■ STATED EXERCISE
Retype the material that follows, keeping every word as it is.

--- START OF THE DATA ---

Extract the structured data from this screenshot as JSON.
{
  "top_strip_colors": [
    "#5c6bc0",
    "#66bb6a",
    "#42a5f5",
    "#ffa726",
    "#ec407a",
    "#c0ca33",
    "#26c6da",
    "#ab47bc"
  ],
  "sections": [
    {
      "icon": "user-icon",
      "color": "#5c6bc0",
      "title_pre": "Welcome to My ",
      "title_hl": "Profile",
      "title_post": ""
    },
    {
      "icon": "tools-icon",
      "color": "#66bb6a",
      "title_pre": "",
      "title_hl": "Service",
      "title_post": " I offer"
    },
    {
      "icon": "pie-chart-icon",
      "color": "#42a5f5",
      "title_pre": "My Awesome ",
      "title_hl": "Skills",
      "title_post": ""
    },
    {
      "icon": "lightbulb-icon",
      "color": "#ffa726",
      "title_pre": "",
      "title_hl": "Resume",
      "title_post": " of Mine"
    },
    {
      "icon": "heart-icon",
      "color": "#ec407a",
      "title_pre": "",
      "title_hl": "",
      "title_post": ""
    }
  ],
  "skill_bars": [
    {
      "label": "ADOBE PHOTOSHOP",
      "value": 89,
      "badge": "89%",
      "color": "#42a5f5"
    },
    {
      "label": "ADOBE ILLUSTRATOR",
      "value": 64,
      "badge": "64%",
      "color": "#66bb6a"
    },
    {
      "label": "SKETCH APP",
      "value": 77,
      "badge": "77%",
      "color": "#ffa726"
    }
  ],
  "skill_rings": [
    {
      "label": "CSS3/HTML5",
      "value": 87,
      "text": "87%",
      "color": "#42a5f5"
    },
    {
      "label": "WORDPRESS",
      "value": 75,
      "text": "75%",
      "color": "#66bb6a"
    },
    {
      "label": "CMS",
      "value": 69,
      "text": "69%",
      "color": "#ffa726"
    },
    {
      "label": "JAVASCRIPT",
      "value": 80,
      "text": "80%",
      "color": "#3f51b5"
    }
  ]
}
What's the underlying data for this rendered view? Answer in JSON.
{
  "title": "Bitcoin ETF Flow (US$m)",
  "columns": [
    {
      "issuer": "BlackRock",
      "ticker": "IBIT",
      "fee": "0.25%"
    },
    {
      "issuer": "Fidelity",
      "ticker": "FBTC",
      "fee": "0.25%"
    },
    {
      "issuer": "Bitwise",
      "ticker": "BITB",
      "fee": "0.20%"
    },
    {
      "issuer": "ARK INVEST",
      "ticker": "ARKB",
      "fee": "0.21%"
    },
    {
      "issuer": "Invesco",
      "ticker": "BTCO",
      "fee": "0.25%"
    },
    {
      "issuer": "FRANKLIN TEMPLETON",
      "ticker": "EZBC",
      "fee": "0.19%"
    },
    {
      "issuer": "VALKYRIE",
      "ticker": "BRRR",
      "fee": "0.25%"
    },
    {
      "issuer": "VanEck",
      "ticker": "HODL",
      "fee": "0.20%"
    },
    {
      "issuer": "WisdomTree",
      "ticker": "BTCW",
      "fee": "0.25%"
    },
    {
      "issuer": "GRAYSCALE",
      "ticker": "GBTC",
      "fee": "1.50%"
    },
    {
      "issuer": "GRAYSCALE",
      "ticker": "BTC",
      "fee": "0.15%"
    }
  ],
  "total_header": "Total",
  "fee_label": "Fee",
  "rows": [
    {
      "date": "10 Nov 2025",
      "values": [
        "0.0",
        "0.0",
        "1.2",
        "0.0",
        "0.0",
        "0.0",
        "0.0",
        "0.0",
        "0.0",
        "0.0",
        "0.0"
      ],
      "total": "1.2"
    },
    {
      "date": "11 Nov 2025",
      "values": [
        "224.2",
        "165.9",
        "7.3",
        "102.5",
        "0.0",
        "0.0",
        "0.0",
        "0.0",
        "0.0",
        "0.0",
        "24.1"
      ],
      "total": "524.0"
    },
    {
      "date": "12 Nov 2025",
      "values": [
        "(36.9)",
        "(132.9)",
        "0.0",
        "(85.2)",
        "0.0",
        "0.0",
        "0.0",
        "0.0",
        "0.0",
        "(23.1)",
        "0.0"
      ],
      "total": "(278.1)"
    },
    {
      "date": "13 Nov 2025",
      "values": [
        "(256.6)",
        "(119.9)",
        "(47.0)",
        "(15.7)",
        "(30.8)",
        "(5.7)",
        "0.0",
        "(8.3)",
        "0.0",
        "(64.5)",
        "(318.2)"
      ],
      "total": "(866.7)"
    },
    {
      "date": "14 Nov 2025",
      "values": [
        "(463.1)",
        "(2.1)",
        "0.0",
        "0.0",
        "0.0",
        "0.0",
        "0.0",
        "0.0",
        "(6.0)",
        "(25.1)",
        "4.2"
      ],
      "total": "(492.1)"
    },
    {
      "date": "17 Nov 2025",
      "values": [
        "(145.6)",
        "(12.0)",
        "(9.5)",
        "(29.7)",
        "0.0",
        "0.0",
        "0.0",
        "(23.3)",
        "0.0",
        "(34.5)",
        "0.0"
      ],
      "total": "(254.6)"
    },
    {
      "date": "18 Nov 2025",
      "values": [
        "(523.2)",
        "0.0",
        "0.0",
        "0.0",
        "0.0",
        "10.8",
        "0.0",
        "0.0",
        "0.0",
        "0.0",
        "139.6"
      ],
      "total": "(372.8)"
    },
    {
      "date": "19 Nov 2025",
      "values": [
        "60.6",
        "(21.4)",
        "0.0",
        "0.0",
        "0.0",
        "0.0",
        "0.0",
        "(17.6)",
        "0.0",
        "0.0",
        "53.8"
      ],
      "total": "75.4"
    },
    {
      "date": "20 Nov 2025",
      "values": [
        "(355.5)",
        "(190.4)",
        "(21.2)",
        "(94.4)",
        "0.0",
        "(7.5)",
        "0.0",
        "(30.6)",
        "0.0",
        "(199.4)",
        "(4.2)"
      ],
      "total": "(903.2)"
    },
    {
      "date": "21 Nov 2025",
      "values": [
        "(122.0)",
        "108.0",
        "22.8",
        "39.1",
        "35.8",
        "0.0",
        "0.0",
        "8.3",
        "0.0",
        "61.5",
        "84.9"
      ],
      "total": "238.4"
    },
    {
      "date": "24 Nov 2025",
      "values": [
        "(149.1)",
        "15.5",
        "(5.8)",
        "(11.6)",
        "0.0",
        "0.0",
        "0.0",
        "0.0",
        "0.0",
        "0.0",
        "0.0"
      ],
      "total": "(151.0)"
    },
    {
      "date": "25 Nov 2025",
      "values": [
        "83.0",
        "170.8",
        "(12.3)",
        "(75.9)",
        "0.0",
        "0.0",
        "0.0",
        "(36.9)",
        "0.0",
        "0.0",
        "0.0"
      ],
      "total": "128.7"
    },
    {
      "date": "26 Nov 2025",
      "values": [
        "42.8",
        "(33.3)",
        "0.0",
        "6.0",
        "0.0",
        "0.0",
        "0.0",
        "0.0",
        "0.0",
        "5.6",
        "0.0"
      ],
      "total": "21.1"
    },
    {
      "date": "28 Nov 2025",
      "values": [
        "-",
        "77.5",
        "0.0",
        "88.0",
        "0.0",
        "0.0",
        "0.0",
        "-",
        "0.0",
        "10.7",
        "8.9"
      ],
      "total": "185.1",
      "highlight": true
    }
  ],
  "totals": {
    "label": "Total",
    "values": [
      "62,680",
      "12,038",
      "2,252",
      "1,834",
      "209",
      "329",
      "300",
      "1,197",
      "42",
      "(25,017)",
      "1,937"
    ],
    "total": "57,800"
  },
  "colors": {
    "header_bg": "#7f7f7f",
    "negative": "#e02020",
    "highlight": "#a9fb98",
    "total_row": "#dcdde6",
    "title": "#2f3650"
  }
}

--- END OF THE DATA ---

■ WRITTEN ANSWER
Extract the structured data from this screenshot as JSON.
{
  "top_strip_colors": [
    "#5c6bc0",
    "#66bb6a",
    "#42a5f5",
    "#ffa726",
    "#ec407a",
    "#c0ca33",
    "#26c6da",
    "#ab47bc"
  ],
  "sections": [
    {
      "icon": "user-icon",
      "color": "#5c6bc0",
      "title_pre": "Welcome to My ",
      "title_hl": "Profile",
      "title_post": ""
    },
    {
      "icon": "tools-icon",
      "color": "#66bb6a",
      "title_pre": "",
      "title_hl": "Service",
      "title_post": " I offer"
    },
    {
      "icon": "pie-chart-icon",
      "color": "#42a5f5",
      "title_pre": "My Awesome ",
      "title_hl": "Skills",
      "title_post": ""
    },
    {
      "icon": "lightbulb-icon",
      "color": "#ffa726",
      "title_pre": "",
      "title_hl": "Resume",
      "title_post": " of Mine"
    },
    {
      "icon": "heart-icon",
      "color": "#ec407a",
      "title_pre": "",
      "title_hl": "",
      "title_post": ""
    }
  ],
  "skill_bars": [
    {
      "label": "ADOBE PHOTOSHOP",
      "value": 89,
      "badge": "89%",
      "color": "#42a5f5"
    },
    {
      "label": "ADOBE ILLUSTRATOR",
      "value": 64,
      "badge": "64%",
      "color": "#66bb6a"
    },
    {
      "label": "SKETCH APP",
      "value": 77,
      "badge": "77%",
      "color": "#ffa726"
    }
  ],
  "skill_rings": [
    {
      "label": "CSS3/HTML5",
      "value": 87,
      "text": "87%",
      "color": "#42a5f5"
    },
    {
      "label": "WORDPRESS",
      "value": 75,
      "text": "75%",
      "color": "#66bb6a"
    },
    {
      "label": "CMS",
      "value": 69,
      "text": "69%",
      "color": "#ffa726"
    },
    {
      "label": "JAVASCRIPT",
      "value": 80,
      "text": "80%",
      "color": "#3f51b5"
    }
  ]
}
What's the underlying data for this rendered view? Answer in JSON.
{
  "title": "Bitcoin ETF Flow (US$m)",
  "columns": [
    {
      "issuer": "BlackRock",
      "ticker": "IBIT",
      "fee": "0.25%"
    },
    {
      "issuer": "Fidelity",
      "ticker": "FBTC",
      "fee": "0.25%"
    },
    {
      "issuer": "Bitwise",
      "ticker": "BITB",
      "fee": "0.20%"
    },
    {
      "issuer": "ARK INVEST",
      "ticker": "ARKB",
      "fee": "0.21%"
    },
    {
      "issuer": "Invesco",
      "ticker": "BTCO",
      "fee": "0.25%"
    },
    {
      "issuer": "FRANKLIN TEMPLETON",
      "ticker": "EZBC",
      "fee": "0.19%"
    },
    {
      "issuer": "VALKYRIE",
      "ticker": "BRRR",
      "fee": "0.25%"
    },
    {
      "issuer": "VanEck",
      "ticker": "HODL",
      "fee": "0.20%"
    },
    {
      "issuer": "WisdomTree",
      "ticker": "BTCW",
      "fee": "0.25%"
    },
    {
      "issuer": "GRAYSCALE",
      "ticker": "GBTC",
      "fee": "1.50%"
    },
    {
      "issuer": "GRAYSCALE",
      "ticker": "BTC",
      "fee": "0.15%"
    }
  ],
  "total_header": "Total",
  "fee_label": "Fee",
  "rows": [
    {
      "date": "10 Nov 2025",
      "values": [
        "0.0",
        "0.0",
        "1.2",
        "0.0",
        "0.0",
        "0.0",
        "0.0",
        "0.0",
        "0.0",
        "0.0",
        "0.0"
      ],
      "total": "1.2"
    },
    {
      "date": "11 Nov 2025",
      "values": [
        "224.2",
        "165.9",
        "7.3",
        "102.5",
        "0.0",
        "0.0",
        "0.0",
        "0.0",
        "0.0",
        "0.0",
        "24.1"
      ],
      "total": "524.0"
    },
    {
      "date": "12 Nov 2025",
      "values": [
        "(36.9)",
        "(132.9)",
        "0.0",
        "(85.2)",
        "0.0",
        "0.0",
        "0.0",
        "0.0",
        "0.0",
        "(23.1)",
        "0.0"
      ],
      "total": "(278.1)"
    },
    {
      "date": "13 Nov 2025",
      "values": [
        "(256.6)",
        "(119.9)",
        "(47.0)",
        "(15.7)",
        "(30.8)",
        "(5.7)",
        "0.0",
        "(8.3)",
        "0.0",
        "(64.5)",
        "(318.2)"
      ],
      "total": "(866.7)"
    },
    {
      "date": "14 Nov 2025",
      "values": [
        "(463.1)",
        "(2.1)",
        "0.0",
        "0.0",
        "0.0",
        "0.0",
        "0.0",
        "0.0",
        "(6.0)",
        "(25.1)",
        "4.2"
      ],
      "total": "(492.1)"
    },
    {
      "date": "17 Nov 2025",
      "values": [
        "(145.6)",
        "(12.0)",
        "(9.5)",
        "(29.7)",
        "0.0",
        "0.0",
        "0.0",
        "(23.3)",
        "0.0",
        "(34.5)",
        "0.0"
      ],
      "total": "(254.6)"
    },
    {
      "date": "18 Nov 2025",
      "values": [
        "(523.2)",
        "0.0",
        "0.0",
        "0.0",
        "0.0",
        "10.8",
        "0.0",
        "0.0",
        "0.0",
        "0.0",
        "139.6"
      ],
      "total": "(372.8)"
    },
    {
      "date": "19 Nov 2025",
      "values": [
        "60.6",
        "(21.4)",
        "0.0",
        "0.0",
        "0.0",
        "0.0",
        "0.0",
        "(17.6)",
        "0.0",
        "0.0",
        "53.8"
      ],
      "total": "75.4"
    },
    {
      "date": "20 Nov 2025",
      "values": [
        "(355.5)",
        "(190.4)",
        "(21.2)",
        "(94.4)",
        "0.0",
        "(7.5)",
        "0.0",
        "(30.6)",
        "0.0",
        "(199.4)",
        "(4.2)"
      ],
      "total": "(903.2)"
    },
    {
      "date": "21 Nov 2025",
      "values": [
        "(122.0)",
        "108.0",
        "22.8",
        "39.1",
        "35.8",
        "0.0",
        "0.0",
        "8.3",
        "0.0",
        "61.5",
        "84.9"
      ],
      "total": "238.4"
    },
    {
      "date": "24 Nov 2025",
      "values": [
        "(149.1)",
        "15.5",
        "(5.8)",
        "(11.6)",
        "0.0",
        "0.0",
        "0.0",
        "0.0",
        "0.0",
        "0.0",
        "0.0"
      ],
      "total": "(151.0)"
    },
    {
      "date": "25 Nov 2025",
      "values": [
        "83.0",
        "170.8",
        "(12.3)",
        "(75.9)",
        "0.0",
        "0.0",
        "0.0",
        "(36.9)",
        "0.0",
        "0.0",
        "0.0"
      ],
      "total": "128.7"
    },
    {
      "date": "26 Nov 2025",
      "values": [
        "42.8",
        "(33.3)",
        "0.0",
        "6.0",
        "0.0",
        "0.0",
        "0.0",
        "0.0",
        "0.0",
        "5.6",
        "0.0"
      ],
      "total": "21.1"
    },
    {
      "date": "28 Nov 2025",
      "values": [
        "-",
        "77.5",
        "0.0",
        "88.0",
        "0.0",
        "0.0",
        "0.0",
        "-",
        "0.0",
        "10.7",
        "8.9"
      ],
      "total": "185.1",
      "highlight": true
    }
  ],
  "totals": {
    "label": "Total",
    "values": [
      "62,680",
      "12,038",
      "2,252",
      "1,834",
      "209",
      "329",
      "300",
      "1,197",
      "42",
      "(25,017)",
      "1,937"
    ],
    "total": "57,800"
  },
  "colors": {
    "header_bg": "#7f7f7f",
    "negative": "#e02020",
    "highlight": "#a9fb98",
    "total_row": "#dcdde6",
    "title": "#2f3650"
  }
}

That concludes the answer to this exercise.